[start]

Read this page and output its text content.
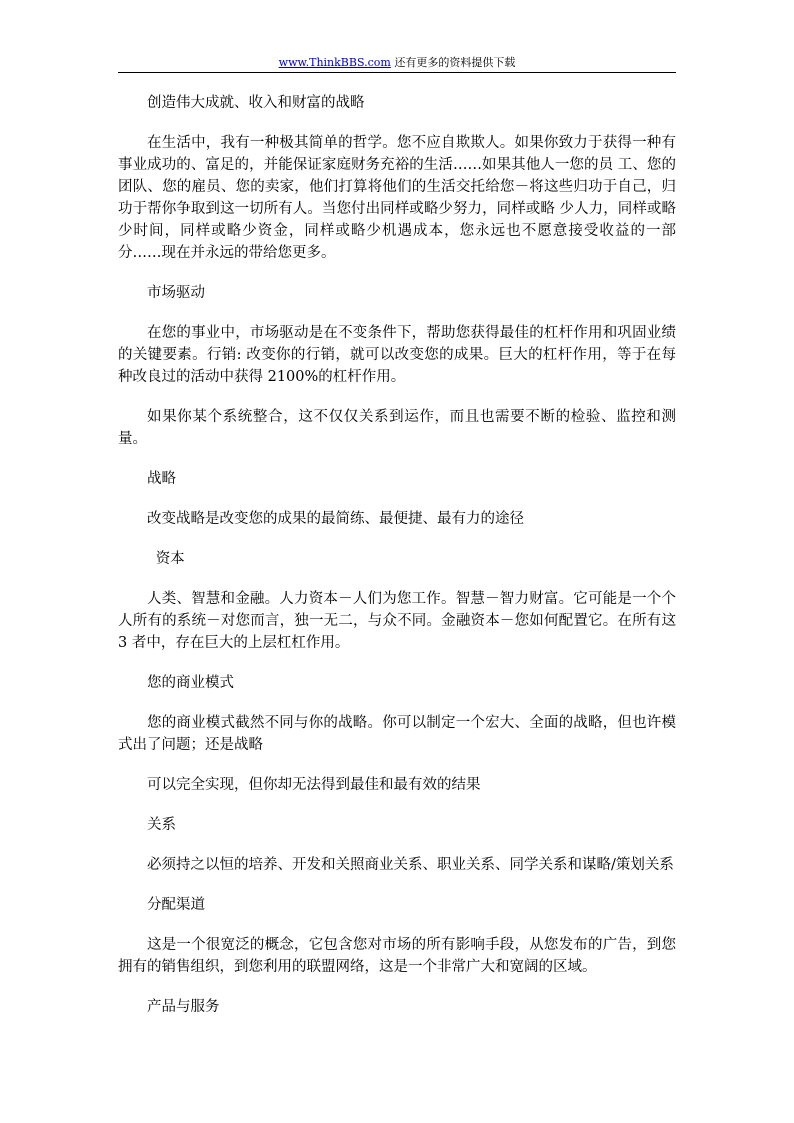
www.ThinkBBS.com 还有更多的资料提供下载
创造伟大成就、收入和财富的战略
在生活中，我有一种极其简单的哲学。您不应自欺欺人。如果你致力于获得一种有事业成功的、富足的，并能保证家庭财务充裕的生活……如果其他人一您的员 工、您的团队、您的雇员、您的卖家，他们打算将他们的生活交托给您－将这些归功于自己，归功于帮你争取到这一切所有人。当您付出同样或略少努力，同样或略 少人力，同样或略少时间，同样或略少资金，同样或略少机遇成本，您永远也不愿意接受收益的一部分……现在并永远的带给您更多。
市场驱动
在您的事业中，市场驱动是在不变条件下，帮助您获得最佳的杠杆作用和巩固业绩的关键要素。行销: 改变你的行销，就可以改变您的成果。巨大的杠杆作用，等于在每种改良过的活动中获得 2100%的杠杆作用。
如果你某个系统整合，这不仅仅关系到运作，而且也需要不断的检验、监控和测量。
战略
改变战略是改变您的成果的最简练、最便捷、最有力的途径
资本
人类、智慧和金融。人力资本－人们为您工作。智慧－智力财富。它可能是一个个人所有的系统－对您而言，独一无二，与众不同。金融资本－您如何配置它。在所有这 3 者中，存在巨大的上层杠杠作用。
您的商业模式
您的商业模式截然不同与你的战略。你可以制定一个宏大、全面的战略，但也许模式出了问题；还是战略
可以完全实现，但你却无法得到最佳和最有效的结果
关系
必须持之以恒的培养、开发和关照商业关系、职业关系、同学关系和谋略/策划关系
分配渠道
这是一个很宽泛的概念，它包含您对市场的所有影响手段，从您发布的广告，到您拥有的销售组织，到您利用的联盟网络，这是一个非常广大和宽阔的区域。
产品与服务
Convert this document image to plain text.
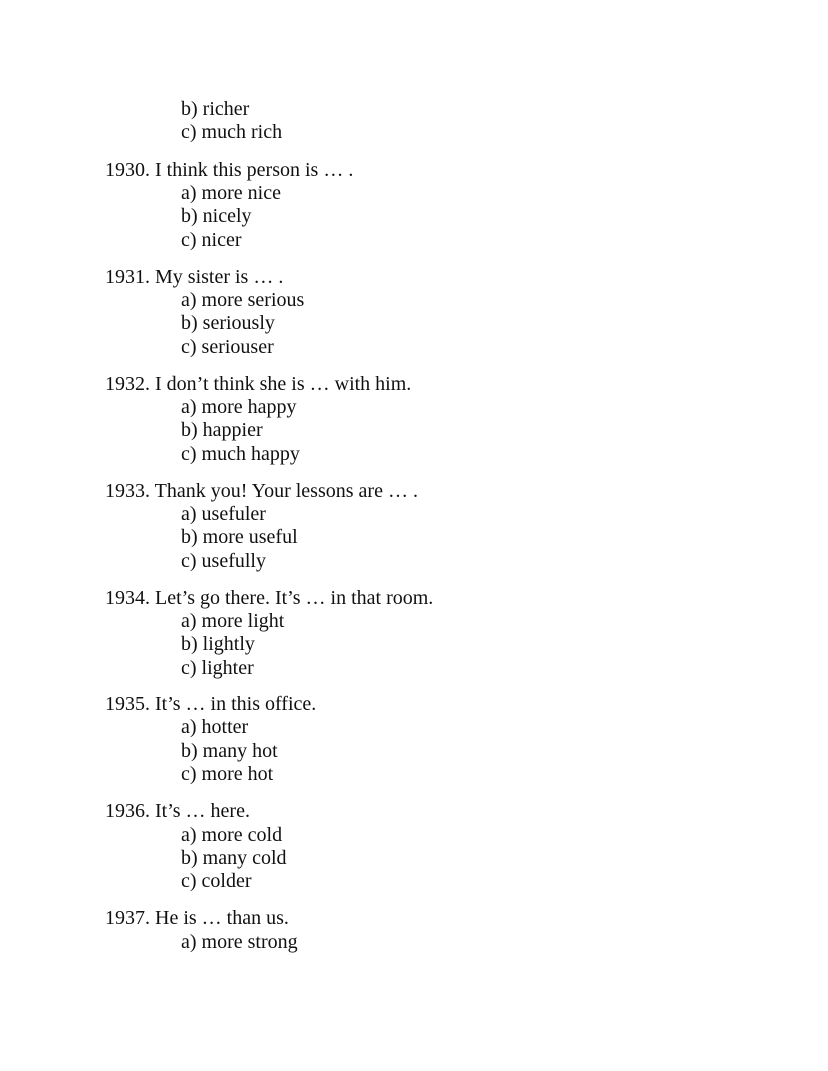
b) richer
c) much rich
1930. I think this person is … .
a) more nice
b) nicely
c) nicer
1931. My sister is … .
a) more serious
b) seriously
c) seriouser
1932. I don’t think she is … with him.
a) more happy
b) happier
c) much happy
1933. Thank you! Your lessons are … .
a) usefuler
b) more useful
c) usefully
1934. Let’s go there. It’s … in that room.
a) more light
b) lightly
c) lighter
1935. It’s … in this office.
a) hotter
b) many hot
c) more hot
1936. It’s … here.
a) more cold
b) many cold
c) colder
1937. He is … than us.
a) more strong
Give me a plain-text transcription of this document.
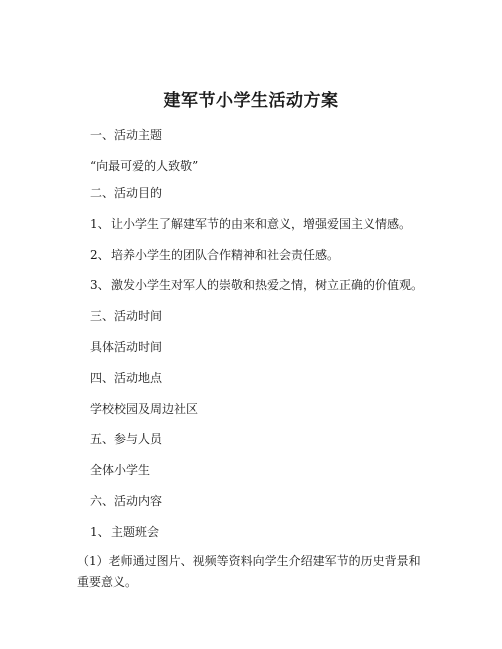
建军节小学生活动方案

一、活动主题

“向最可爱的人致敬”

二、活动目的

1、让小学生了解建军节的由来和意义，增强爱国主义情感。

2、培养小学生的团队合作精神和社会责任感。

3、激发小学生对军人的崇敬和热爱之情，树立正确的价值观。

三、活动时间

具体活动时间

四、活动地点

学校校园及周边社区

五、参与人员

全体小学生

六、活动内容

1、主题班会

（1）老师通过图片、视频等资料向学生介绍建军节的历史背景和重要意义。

[end]

§ What you are asked to do
Write the entries above out again exactly, but not the pictures.

§ Response to the exercise
Read this page and output its text content.
www.ThinkBBS.com 还有更多的资料提供下载
创造伟大成就、收入和财富的战略
在生活中，我有一种极其简单的哲学。您不应自欺欺人。如果你致力于获得一种有事业成功的、富足的，并能保证家庭财务充裕的生活……如果其他人一您的员 工、您的团队、您的雇员、您的卖家，他们打算将他们的生活交托给您－将这些归功于自己，归功于帮你争取到这一切所有人。当您付出同样或略少努力，同样或略 少人力，同样或略少时间，同样或略少资金，同样或略少机遇成本，您永远也不愿意接受收益的一部分……现在并永远的带给您更多。
市场驱动
在您的事业中，市场驱动是在不变条件下，帮助您获得最佳的杠杆作用和巩固业绩的关键要素。行销: 改变你的行销，就可以改变您的成果。巨大的杠杆作用，等于在每种改良过的活动中获得 2100%的杠杆作用。
如果你某个系统整合，这不仅仅关系到运作，而且也需要不断的检验、监控和测量。
战略
改变战略是改变您的成果的最简练、最便捷、最有力的途径
资本
人类、智慧和金融。人力资本－人们为您工作。智慧－智力财富。它可能是一个个人所有的系统－对您而言，独一无二，与众不同。金融资本－您如何配置它。在所有这 3 者中，存在巨大的上层杠杠作用。
您的商业模式
您的商业模式截然不同与你的战略。你可以制定一个宏大、全面的战略，但也许模式出了问题；还是战略
可以完全实现，但你却无法得到最佳和最有效的结果
关系
必须持之以恒的培养、开发和关照商业关系、职业关系、同学关系和谋略/策划关系
分配渠道
这是一个很宽泛的概念，它包含您对市场的所有影响手段，从您发布的广告，到您拥有的销售组织，到您利用的联盟网络，这是一个非常广大和宽阔的区域。
产品与服务
Convert this document image to plain text.
b) richer
c) much rich
1930. I think this person is … .
a) more nice
b) nicely
c) nicer
1931. My sister is … .
a) more serious
b) seriously
c) seriouser
1932. I don’t think she is … with him.
a) more happy
b) happier
c) much happy
1933. Thank you! Your lessons are … .
a) usefuler
b) more useful
c) usefully
1934. Let’s go there. It’s … in that room.
a) more light
b) lightly
c) lighter
1935. It’s … in this office.
a) hotter
b) many hot
c) more hot
1936. It’s … here.
a) more cold
b) many cold
c) colder
1937. He is … than us.
a) more strong
Give me a plain-text transcription of this document.
建军节小学生活动方案

一、活动主题

“向最可爱的人致敬”

二、活动目的

1、让小学生了解建军节的由来和意义，增强爱国主义情感。

2、培养小学生的团队合作精神和社会责任感。

3、激发小学生对军人的崇敬和热爱之情，树立正确的价值观。

三、活动时间

具体活动时间

四、活动地点

学校校园及周边社区

五、参与人员

全体小学生

六、活动内容

1、主题班会

（1）老师通过图片、视频等资料向学生介绍建军节的历史背景和重要意义。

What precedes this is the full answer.